> _Task statement_
For this task, extract exactly the lines of the data below, from the line containing "Type out the text in this image." through the last one, with pictures left out.

****

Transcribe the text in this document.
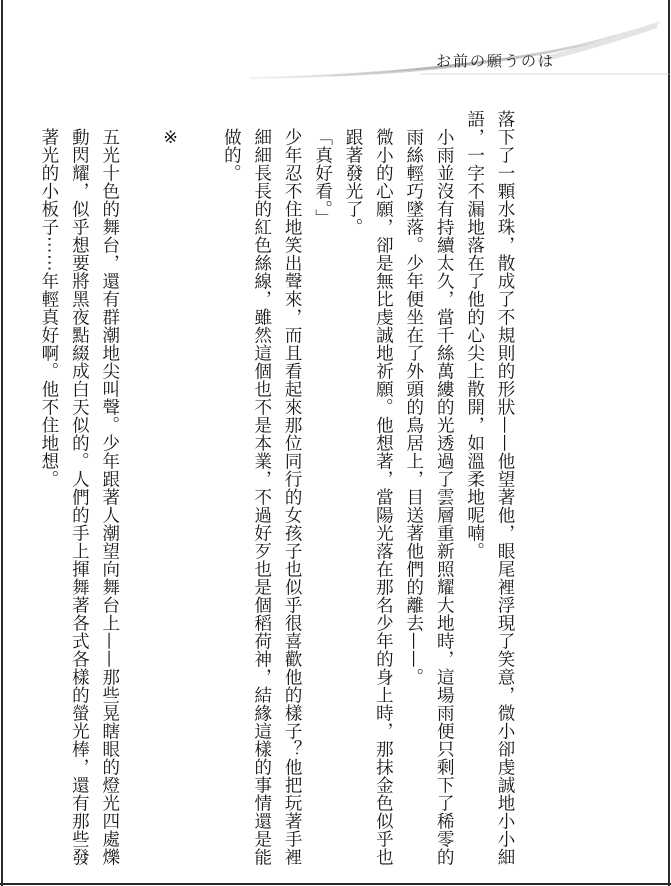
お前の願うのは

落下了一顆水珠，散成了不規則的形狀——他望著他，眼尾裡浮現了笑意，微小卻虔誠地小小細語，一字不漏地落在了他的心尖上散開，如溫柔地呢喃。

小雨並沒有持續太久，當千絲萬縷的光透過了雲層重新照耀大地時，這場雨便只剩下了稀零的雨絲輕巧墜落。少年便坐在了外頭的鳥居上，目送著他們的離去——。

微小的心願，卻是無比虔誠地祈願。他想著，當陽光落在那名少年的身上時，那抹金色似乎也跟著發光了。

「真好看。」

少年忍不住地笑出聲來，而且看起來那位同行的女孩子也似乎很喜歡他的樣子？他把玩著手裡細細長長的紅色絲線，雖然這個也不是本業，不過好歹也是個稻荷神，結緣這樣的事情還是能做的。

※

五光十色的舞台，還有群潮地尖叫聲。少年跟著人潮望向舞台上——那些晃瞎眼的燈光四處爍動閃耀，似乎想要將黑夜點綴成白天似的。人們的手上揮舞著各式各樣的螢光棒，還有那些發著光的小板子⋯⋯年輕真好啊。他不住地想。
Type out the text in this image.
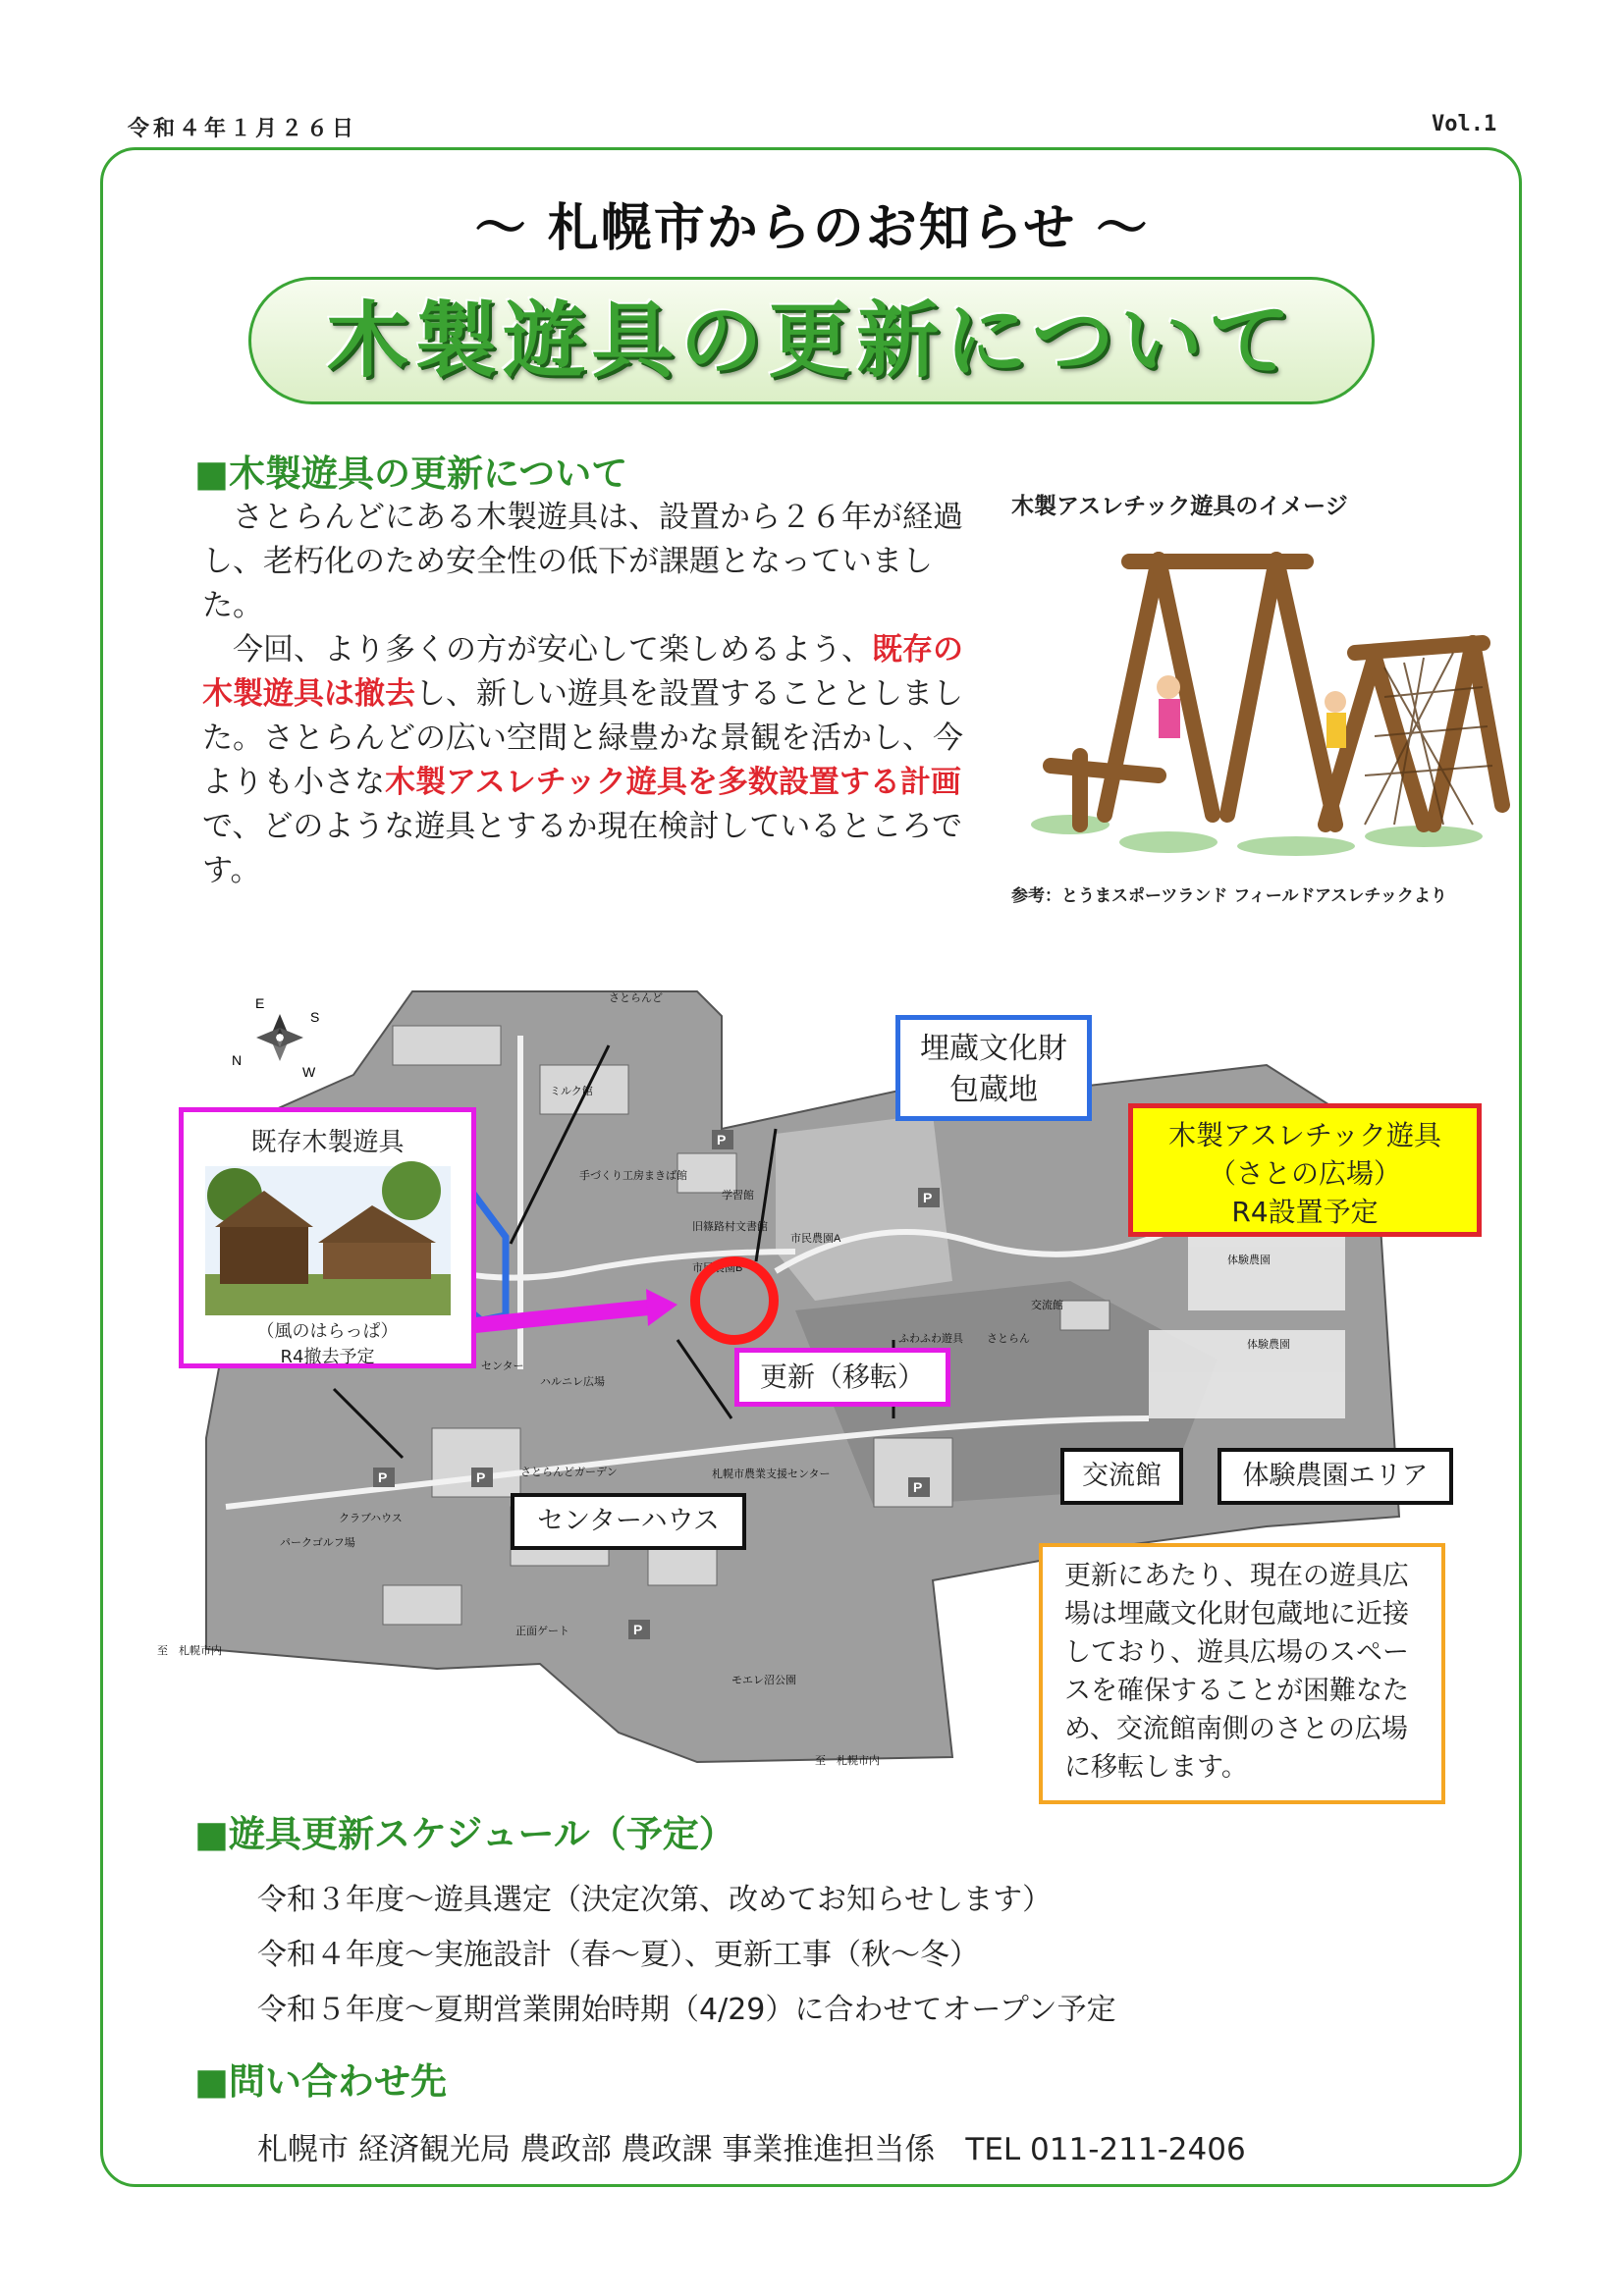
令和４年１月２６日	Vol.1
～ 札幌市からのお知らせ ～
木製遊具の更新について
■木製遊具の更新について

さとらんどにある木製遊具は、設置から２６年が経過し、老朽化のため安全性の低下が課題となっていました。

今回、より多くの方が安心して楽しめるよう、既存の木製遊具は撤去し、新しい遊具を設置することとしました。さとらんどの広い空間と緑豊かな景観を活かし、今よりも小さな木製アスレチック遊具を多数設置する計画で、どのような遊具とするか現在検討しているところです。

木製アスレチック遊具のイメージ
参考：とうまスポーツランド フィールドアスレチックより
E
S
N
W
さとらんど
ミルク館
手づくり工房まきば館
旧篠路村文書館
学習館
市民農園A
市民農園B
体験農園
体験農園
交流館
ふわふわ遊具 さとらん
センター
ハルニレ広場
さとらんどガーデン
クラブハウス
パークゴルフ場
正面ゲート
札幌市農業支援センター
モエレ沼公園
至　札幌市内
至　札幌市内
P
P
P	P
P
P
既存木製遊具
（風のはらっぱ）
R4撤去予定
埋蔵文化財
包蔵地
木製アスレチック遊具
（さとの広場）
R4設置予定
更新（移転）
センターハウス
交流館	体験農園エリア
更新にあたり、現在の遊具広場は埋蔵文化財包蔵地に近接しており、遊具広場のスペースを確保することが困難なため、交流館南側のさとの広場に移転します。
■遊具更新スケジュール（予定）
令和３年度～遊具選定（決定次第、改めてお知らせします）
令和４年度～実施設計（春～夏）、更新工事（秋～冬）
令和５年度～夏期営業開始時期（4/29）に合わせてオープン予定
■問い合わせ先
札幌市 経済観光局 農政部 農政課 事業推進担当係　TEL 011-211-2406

****

> _Exercise solution_
Type out the text in this image.
令和４年１月２６日	Vol.1
～ 札幌市からのお知らせ ～
木製遊具の更新について
■木製遊具の更新について

さとらんどにある木製遊具は、設置から２６年が経過し、老朽化のため安全性の低下が課題となっていました。

今回、より多くの方が安心して楽しめるよう、既存の木製遊具は撤去し、新しい遊具を設置することとしました。さとらんどの広い空間と緑豊かな景観を活かし、今よりも小さな木製アスレチック遊具を多数設置する計画で、どのような遊具とするか現在検討しているところです。

木製アスレチック遊具のイメージ
参考：とうまスポーツランド フィールドアスレチックより
E
S
N
W
さとらんど
ミルク館
手づくり工房まきば館
旧篠路村文書館
学習館
市民農園A
市民農園B
体験農園
体験農園
交流館
ふわふわ遊具 さとらん
センター
ハルニレ広場
さとらんどガーデン
クラブハウス
パークゴルフ場
正面ゲート
札幌市農業支援センター
モエレ沼公園
至　札幌市内
至　札幌市内
P
P
P	P
P
P
既存木製遊具
（風のはらっぱ）
R4撤去予定
埋蔵文化財
包蔵地
木製アスレチック遊具
（さとの広場）
R4設置予定
更新（移転）
センターハウス
交流館	体験農園エリア
更新にあたり、現在の遊具広場は埋蔵文化財包蔵地に近接しており、遊具広場のスペースを確保することが困難なため、交流館南側のさとの広場に移転します。
■遊具更新スケジュール（予定）
令和３年度～遊具選定（決定次第、改めてお知らせします）
令和４年度～実施設計（春～夏）、更新工事（秋～冬）
令和５年度～夏期営業開始時期（4/29）に合わせてオープン予定
■問い合わせ先
札幌市 経済観光局 農政部 農政課 事業推進担当係　TEL 011-211-2406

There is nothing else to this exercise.